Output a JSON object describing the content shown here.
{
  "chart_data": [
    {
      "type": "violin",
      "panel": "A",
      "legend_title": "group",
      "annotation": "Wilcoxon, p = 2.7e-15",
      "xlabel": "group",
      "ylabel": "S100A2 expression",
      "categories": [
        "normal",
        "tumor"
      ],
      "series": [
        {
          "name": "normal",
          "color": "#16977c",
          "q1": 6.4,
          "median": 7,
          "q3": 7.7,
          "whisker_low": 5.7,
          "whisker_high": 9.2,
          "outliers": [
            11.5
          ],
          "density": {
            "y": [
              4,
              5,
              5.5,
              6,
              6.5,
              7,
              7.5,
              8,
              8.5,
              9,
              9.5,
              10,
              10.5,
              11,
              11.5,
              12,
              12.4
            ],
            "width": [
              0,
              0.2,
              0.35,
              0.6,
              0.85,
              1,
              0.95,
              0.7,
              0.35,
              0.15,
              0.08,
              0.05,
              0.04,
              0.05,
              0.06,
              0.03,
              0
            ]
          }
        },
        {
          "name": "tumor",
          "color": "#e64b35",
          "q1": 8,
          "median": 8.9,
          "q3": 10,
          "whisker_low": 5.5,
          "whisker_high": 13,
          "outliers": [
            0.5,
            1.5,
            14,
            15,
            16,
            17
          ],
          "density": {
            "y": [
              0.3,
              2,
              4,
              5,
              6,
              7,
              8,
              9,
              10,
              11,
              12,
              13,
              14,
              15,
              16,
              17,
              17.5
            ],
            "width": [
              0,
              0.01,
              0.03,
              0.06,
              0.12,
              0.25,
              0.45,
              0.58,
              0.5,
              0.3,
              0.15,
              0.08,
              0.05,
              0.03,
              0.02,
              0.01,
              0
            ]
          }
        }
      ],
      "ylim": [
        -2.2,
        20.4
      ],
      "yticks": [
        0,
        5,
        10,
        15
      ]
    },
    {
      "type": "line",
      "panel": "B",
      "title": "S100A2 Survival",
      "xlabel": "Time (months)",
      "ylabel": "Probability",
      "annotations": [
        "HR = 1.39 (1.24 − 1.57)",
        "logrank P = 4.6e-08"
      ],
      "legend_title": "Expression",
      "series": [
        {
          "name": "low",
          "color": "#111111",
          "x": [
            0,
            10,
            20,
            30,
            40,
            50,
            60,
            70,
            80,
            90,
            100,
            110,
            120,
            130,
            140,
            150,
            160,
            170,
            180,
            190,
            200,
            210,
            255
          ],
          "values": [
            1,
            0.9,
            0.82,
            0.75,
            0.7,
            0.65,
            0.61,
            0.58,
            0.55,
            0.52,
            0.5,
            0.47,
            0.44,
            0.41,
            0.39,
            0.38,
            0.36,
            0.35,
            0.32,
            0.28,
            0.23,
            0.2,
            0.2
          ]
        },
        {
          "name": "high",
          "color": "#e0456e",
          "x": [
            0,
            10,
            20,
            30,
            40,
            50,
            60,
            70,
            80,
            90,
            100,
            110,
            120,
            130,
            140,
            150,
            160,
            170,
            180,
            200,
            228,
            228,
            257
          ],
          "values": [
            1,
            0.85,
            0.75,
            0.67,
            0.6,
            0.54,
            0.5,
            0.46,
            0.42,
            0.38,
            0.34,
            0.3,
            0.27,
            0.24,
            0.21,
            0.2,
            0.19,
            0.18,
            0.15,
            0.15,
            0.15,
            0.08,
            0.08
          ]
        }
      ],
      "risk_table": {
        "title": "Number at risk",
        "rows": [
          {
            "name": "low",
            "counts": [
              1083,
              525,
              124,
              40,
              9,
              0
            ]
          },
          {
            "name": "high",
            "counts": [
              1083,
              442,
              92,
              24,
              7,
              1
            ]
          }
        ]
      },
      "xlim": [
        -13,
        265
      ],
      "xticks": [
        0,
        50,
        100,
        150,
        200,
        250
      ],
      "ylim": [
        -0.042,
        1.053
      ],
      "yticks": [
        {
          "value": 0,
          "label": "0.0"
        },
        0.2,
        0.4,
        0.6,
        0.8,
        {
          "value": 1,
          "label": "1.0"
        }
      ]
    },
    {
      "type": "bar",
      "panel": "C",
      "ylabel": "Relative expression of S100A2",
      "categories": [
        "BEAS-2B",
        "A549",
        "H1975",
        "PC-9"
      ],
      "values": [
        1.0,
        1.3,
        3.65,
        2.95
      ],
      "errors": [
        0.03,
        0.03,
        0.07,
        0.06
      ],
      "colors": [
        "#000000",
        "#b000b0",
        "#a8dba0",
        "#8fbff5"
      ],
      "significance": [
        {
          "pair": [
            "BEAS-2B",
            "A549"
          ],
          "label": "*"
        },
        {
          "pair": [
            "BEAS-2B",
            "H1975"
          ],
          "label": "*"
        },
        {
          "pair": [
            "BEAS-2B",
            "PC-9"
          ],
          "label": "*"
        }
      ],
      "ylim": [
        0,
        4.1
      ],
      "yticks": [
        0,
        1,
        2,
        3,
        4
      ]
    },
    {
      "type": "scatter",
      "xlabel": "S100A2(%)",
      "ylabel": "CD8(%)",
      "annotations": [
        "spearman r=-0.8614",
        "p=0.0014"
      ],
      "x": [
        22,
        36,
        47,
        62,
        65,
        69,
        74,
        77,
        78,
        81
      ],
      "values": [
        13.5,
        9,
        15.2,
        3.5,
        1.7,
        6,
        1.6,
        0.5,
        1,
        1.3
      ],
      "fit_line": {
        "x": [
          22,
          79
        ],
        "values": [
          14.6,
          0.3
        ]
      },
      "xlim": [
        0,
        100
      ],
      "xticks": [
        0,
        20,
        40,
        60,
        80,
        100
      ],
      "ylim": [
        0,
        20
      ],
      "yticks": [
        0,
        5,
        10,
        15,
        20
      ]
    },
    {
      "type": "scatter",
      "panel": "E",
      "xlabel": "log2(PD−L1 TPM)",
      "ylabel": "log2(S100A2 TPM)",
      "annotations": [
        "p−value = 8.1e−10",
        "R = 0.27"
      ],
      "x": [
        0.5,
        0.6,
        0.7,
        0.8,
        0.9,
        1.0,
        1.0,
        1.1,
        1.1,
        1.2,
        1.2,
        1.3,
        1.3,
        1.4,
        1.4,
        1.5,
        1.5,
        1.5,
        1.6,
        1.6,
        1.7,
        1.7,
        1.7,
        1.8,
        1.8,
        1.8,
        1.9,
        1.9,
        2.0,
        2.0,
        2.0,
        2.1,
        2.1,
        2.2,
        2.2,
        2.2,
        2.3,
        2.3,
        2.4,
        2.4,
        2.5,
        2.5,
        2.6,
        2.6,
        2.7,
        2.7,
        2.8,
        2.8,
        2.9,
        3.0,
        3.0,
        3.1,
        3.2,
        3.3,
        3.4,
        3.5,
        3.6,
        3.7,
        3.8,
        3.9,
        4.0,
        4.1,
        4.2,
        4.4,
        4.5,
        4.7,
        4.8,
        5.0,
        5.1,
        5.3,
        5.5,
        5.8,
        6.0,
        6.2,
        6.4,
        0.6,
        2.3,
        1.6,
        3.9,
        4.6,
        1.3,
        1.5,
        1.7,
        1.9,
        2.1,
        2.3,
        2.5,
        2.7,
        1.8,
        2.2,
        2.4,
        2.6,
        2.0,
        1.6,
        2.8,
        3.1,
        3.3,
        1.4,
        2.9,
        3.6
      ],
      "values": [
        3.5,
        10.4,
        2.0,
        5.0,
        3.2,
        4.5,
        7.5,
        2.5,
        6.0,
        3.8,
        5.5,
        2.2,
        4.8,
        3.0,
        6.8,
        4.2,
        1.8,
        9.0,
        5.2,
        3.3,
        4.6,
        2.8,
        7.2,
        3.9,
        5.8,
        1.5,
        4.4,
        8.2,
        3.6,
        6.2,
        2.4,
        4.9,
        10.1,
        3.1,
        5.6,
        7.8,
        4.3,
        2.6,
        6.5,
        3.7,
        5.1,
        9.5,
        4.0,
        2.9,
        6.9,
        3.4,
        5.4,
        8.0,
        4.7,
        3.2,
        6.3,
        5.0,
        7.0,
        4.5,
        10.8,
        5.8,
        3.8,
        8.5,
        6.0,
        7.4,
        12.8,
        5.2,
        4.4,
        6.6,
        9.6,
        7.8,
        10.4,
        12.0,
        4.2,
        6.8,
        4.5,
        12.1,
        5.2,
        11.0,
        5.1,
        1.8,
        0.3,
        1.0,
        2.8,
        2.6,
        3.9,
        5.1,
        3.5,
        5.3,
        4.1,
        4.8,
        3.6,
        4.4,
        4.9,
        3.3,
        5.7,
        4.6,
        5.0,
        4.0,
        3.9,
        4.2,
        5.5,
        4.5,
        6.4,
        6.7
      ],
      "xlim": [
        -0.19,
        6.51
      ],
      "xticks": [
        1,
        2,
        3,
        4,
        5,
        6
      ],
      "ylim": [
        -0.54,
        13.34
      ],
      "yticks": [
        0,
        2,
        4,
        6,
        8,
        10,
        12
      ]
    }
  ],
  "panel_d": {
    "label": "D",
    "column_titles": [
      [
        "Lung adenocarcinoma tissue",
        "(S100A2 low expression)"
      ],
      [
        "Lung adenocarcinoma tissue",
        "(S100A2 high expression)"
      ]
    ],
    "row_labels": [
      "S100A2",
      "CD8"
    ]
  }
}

- **ACTIVITY**: Extract from the material all lines containing the string "name".

- **OUTPUT OF THE EXERCISE**:
          "name": "normal",
          "name": "tumor",
          "name": "low",
          "name": "high",
            "name": "low",
            "name": "high",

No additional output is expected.